Work request –
Wherever a line in the data holds the word "trait", pull that line out.

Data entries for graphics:
******************************

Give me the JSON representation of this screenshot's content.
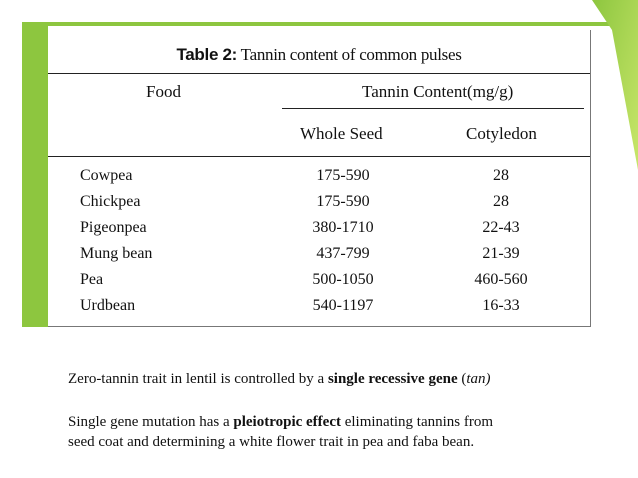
{
  "table": {
    "caption_label": "Table 2:",
    "caption_text": " Tannin content of common pulses",
    "headers": {
      "food": "Food",
      "tannin": "Tannin Content(mg/g)",
      "whole_seed": "Whole Seed",
      "cotyledon": "Cotyledon"
    },
    "rows": [
      {
        "food": "Cowpea",
        "whole": "175-590",
        "coty": "28"
      },
      {
        "food": "Chickpea",
        "whole": "175-590",
        "coty": "28"
      },
      {
        "food": "Pigeonpea",
        "whole": "380-1710",
        "coty": "22-43"
      },
      {
        "food": "Mung bean",
        "whole": "437-799",
        "coty": "21-39"
      },
      {
        "food": "Pea",
        "whole": "500-1050",
        "coty": "460-560"
      },
      {
        "food": "Urdbean",
        "whole": "540-1197",
        "coty": "16-33"
      }
    ]
  },
  "notes": {
    "line1_a": "Zero-tannin trait in lentil is controlled by a ",
    "line1_b": "single recessive gene",
    "line1_c": " (",
    "line1_d": "tan)",
    "line2_a": "Single gene mutation has a ",
    "line2_b": "pleiotropic effect",
    "line2_c": " eliminating tannins from",
    "line3": "seed coat and determining a white flower trait in pea and faba bean."
  },
  "colors": {
    "accent": "#8dc63f"
  }
}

******************************

Your solution –
    "line1_a": "Zero-tannin trait in lentil is controlled by a ",
    "line3": "seed coat and determining a white flower trait in pea and faba bean."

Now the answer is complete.